▶ **AIM OF THE TASK**
Write out the full listing again, exactly as it stands.

▶ **EXCERPTED DATA**
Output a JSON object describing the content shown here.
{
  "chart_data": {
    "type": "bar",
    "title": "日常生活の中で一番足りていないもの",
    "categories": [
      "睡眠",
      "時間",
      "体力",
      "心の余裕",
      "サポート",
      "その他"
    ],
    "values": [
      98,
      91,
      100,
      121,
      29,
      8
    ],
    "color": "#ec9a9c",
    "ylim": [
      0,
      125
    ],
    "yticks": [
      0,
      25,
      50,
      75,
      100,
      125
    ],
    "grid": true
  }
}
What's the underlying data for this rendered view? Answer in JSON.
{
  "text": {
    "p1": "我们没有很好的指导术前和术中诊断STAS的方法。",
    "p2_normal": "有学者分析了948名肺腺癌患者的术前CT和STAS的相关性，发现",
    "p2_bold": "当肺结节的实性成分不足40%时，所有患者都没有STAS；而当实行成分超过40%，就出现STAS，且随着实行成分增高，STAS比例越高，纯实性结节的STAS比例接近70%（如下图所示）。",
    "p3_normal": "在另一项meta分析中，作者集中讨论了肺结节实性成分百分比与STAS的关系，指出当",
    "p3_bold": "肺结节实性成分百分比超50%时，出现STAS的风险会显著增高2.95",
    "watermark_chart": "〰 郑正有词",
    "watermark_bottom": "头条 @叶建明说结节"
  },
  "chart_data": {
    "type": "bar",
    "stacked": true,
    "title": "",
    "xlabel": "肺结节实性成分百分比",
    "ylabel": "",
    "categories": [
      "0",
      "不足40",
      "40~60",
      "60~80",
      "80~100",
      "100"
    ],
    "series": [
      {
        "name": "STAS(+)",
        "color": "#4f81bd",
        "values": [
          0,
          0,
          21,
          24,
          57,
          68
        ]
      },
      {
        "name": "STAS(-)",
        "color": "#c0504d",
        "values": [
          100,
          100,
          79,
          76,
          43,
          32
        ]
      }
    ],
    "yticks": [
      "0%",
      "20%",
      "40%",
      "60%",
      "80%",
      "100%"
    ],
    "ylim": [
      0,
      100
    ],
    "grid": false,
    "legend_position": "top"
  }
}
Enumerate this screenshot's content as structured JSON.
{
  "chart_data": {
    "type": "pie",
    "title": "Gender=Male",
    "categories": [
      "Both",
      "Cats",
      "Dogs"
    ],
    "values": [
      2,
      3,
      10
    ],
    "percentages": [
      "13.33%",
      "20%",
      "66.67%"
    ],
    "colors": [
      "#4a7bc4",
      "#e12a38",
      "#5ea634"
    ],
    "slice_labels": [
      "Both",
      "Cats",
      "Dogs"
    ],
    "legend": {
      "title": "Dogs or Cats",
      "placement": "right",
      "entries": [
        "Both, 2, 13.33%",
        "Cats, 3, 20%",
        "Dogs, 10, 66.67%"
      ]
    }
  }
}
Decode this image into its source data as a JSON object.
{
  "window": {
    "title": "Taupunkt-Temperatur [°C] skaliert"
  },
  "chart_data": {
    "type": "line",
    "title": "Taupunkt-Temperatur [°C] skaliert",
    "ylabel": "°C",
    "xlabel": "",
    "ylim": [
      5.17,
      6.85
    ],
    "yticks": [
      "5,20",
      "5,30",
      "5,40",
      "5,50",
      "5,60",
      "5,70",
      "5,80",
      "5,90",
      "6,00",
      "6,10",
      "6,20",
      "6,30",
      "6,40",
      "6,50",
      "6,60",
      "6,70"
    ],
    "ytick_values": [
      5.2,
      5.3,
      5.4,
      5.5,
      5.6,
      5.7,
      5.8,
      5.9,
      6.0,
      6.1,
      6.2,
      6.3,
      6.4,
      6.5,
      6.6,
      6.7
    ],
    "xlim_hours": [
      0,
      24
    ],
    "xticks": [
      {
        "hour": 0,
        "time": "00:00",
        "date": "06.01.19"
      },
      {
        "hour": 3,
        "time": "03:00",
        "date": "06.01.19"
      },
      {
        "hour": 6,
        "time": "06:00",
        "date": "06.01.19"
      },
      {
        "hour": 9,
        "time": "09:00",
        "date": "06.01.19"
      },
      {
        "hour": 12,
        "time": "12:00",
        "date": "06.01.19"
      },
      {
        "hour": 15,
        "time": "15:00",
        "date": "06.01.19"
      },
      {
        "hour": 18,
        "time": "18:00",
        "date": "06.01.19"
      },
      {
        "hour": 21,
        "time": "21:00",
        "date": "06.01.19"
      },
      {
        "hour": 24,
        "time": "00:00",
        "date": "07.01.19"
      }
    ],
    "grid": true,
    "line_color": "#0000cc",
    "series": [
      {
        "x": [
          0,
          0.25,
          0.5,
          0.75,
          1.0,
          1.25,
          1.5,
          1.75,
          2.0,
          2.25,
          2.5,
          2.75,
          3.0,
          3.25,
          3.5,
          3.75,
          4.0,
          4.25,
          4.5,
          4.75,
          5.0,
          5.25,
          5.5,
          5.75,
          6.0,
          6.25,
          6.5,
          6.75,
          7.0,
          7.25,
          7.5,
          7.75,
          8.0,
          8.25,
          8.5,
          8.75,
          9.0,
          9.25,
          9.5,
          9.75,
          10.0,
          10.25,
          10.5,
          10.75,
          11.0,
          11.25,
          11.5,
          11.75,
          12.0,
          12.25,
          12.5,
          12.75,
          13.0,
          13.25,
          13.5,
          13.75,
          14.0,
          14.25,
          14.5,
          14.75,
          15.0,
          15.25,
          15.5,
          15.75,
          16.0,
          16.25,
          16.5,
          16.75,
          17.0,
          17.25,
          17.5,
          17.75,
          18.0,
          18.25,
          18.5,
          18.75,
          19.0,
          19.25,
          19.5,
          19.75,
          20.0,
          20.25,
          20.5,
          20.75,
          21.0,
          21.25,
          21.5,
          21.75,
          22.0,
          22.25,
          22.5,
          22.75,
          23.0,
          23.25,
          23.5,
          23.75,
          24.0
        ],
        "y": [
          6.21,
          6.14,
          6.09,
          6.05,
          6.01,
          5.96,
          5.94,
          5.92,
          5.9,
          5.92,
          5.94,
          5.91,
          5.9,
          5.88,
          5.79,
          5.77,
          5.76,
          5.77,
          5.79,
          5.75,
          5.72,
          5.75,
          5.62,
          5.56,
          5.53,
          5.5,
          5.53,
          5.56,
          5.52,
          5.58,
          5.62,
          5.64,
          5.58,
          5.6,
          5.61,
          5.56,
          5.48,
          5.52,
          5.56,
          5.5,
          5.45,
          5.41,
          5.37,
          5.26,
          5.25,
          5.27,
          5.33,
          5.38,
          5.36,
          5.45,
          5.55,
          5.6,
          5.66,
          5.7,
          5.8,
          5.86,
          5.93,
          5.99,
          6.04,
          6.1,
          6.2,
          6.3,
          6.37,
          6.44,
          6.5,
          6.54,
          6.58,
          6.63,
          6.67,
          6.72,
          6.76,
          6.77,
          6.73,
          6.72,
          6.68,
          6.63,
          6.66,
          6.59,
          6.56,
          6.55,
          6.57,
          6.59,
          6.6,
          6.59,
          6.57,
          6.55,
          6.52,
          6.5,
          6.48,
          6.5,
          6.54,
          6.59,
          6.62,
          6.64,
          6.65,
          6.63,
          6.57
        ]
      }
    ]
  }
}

▶ **RESULT FOR THIS TASK**
Output a JSON object describing the content shown here.
{
  "chart_data": {
    "type": "bar",
    "title": "日常生活の中で一番足りていないもの",
    "categories": [
      "睡眠",
      "時間",
      "体力",
      "心の余裕",
      "サポート",
      "その他"
    ],
    "values": [
      98,
      91,
      100,
      121,
      29,
      8
    ],
    "color": "#ec9a9c",
    "ylim": [
      0,
      125
    ],
    "yticks": [
      0,
      25,
      50,
      75,
      100,
      125
    ],
    "grid": true
  }
}
What's the underlying data for this rendered view? Answer in JSON.
{
  "text": {
    "p1": "我们没有很好的指导术前和术中诊断STAS的方法。",
    "p2_normal": "有学者分析了948名肺腺癌患者的术前CT和STAS的相关性，发现",
    "p2_bold": "当肺结节的实性成分不足40%时，所有患者都没有STAS；而当实行成分超过40%，就出现STAS，且随着实行成分增高，STAS比例越高，纯实性结节的STAS比例接近70%（如下图所示）。",
    "p3_normal": "在另一项meta分析中，作者集中讨论了肺结节实性成分百分比与STAS的关系，指出当",
    "p3_bold": "肺结节实性成分百分比超50%时，出现STAS的风险会显著增高2.95",
    "watermark_chart": "〰 郑正有词",
    "watermark_bottom": "头条 @叶建明说结节"
  },
  "chart_data": {
    "type": "bar",
    "stacked": true,
    "title": "",
    "xlabel": "肺结节实性成分百分比",
    "ylabel": "",
    "categories": [
      "0",
      "不足40",
      "40~60",
      "60~80",
      "80~100",
      "100"
    ],
    "series": [
      {
        "name": "STAS(+)",
        "color": "#4f81bd",
        "values": [
          0,
          0,
          21,
          24,
          57,
          68
        ]
      },
      {
        "name": "STAS(-)",
        "color": "#c0504d",
        "values": [
          100,
          100,
          79,
          76,
          43,
          32
        ]
      }
    ],
    "yticks": [
      "0%",
      "20%",
      "40%",
      "60%",
      "80%",
      "100%"
    ],
    "ylim": [
      0,
      100
    ],
    "grid": false,
    "legend_position": "top"
  }
}
Enumerate this screenshot's content as structured JSON.
{
  "chart_data": {
    "type": "pie",
    "title": "Gender=Male",
    "categories": [
      "Both",
      "Cats",
      "Dogs"
    ],
    "values": [
      2,
      3,
      10
    ],
    "percentages": [
      "13.33%",
      "20%",
      "66.67%"
    ],
    "colors": [
      "#4a7bc4",
      "#e12a38",
      "#5ea634"
    ],
    "slice_labels": [
      "Both",
      "Cats",
      "Dogs"
    ],
    "legend": {
      "title": "Dogs or Cats",
      "placement": "right",
      "entries": [
        "Both, 2, 13.33%",
        "Cats, 3, 20%",
        "Dogs, 10, 66.67%"
      ]
    }
  }
}
Decode this image into its source data as a JSON object.
{
  "window": {
    "title": "Taupunkt-Temperatur [°C] skaliert"
  },
  "chart_data": {
    "type": "line",
    "title": "Taupunkt-Temperatur [°C] skaliert",
    "ylabel": "°C",
    "xlabel": "",
    "ylim": [
      5.17,
      6.85
    ],
    "yticks": [
      "5,20",
      "5,30",
      "5,40",
      "5,50",
      "5,60",
      "5,70",
      "5,80",
      "5,90",
      "6,00",
      "6,10",
      "6,20",
      "6,30",
      "6,40",
      "6,50",
      "6,60",
      "6,70"
    ],
    "ytick_values": [
      5.2,
      5.3,
      5.4,
      5.5,
      5.6,
      5.7,
      5.8,
      5.9,
      6.0,
      6.1,
      6.2,
      6.3,
      6.4,
      6.5,
      6.6,
      6.7
    ],
    "xlim_hours": [
      0,
      24
    ],
    "xticks": [
      {
        "hour": 0,
        "time": "00:00",
        "date": "06.01.19"
      },
      {
        "hour": 3,
        "time": "03:00",
        "date": "06.01.19"
      },
      {
        "hour": 6,
        "time": "06:00",
        "date": "06.01.19"
      },
      {
        "hour": 9,
        "time": "09:00",
        "date": "06.01.19"
      },
      {
        "hour": 12,
        "time": "12:00",
        "date": "06.01.19"
      },
      {
        "hour": 15,
        "time": "15:00",
        "date": "06.01.19"
      },
      {
        "hour": 18,
        "time": "18:00",
        "date": "06.01.19"
      },
      {
        "hour": 21,
        "time": "21:00",
        "date": "06.01.19"
      },
      {
        "hour": 24,
        "time": "00:00",
        "date": "07.01.19"
      }
    ],
    "grid": true,
    "line_color": "#0000cc",
    "series": [
      {
        "x": [
          0,
          0.25,
          0.5,
          0.75,
          1.0,
          1.25,
          1.5,
          1.75,
          2.0,
          2.25,
          2.5,
          2.75,
          3.0,
          3.25,
          3.5,
          3.75,
          4.0,
          4.25,
          4.5,
          4.75,
          5.0,
          5.25,
          5.5,
          5.75,
          6.0,
          6.25,
          6.5,
          6.75,
          7.0,
          7.25,
          7.5,
          7.75,
          8.0,
          8.25,
          8.5,
          8.75,
          9.0,
          9.25,
          9.5,
          9.75,
          10.0,
          10.25,
          10.5,
          10.75,
          11.0,
          11.25,
          11.5,
          11.75,
          12.0,
          12.25,
          12.5,
          12.75,
          13.0,
          13.25,
          13.5,
          13.75,
          14.0,
          14.25,
          14.5,
          14.75,
          15.0,
          15.25,
          15.5,
          15.75,
          16.0,
          16.25,
          16.5,
          16.75,
          17.0,
          17.25,
          17.5,
          17.75,
          18.0,
          18.25,
          18.5,
          18.75,
          19.0,
          19.25,
          19.5,
          19.75,
          20.0,
          20.25,
          20.5,
          20.75,
          21.0,
          21.25,
          21.5,
          21.75,
          22.0,
          22.25,
          22.5,
          22.75,
          23.0,
          23.25,
          23.5,
          23.75,
          24.0
        ],
        "y": [
          6.21,
          6.14,
          6.09,
          6.05,
          6.01,
          5.96,
          5.94,
          5.92,
          5.9,
          5.92,
          5.94,
          5.91,
          5.9,
          5.88,
          5.79,
          5.77,
          5.76,
          5.77,
          5.79,
          5.75,
          5.72,
          5.75,
          5.62,
          5.56,
          5.53,
          5.5,
          5.53,
          5.56,
          5.52,
          5.58,
          5.62,
          5.64,
          5.58,
          5.6,
          5.61,
          5.56,
          5.48,
          5.52,
          5.56,
          5.5,
          5.45,
          5.41,
          5.37,
          5.26,
          5.25,
          5.27,
          5.33,
          5.38,
          5.36,
          5.45,
          5.55,
          5.6,
          5.66,
          5.7,
          5.8,
          5.86,
          5.93,
          5.99,
          6.04,
          6.1,
          6.2,
          6.3,
          6.37,
          6.44,
          6.5,
          6.54,
          6.58,
          6.63,
          6.67,
          6.72,
          6.76,
          6.77,
          6.73,
          6.72,
          6.68,
          6.63,
          6.66,
          6.59,
          6.56,
          6.55,
          6.57,
          6.59,
          6.6,
          6.59,
          6.57,
          6.55,
          6.52,
          6.5,
          6.48,
          6.5,
          6.54,
          6.59,
          6.62,
          6.64,
          6.65,
          6.63,
          6.57
        ]
      }
    ]
  }
}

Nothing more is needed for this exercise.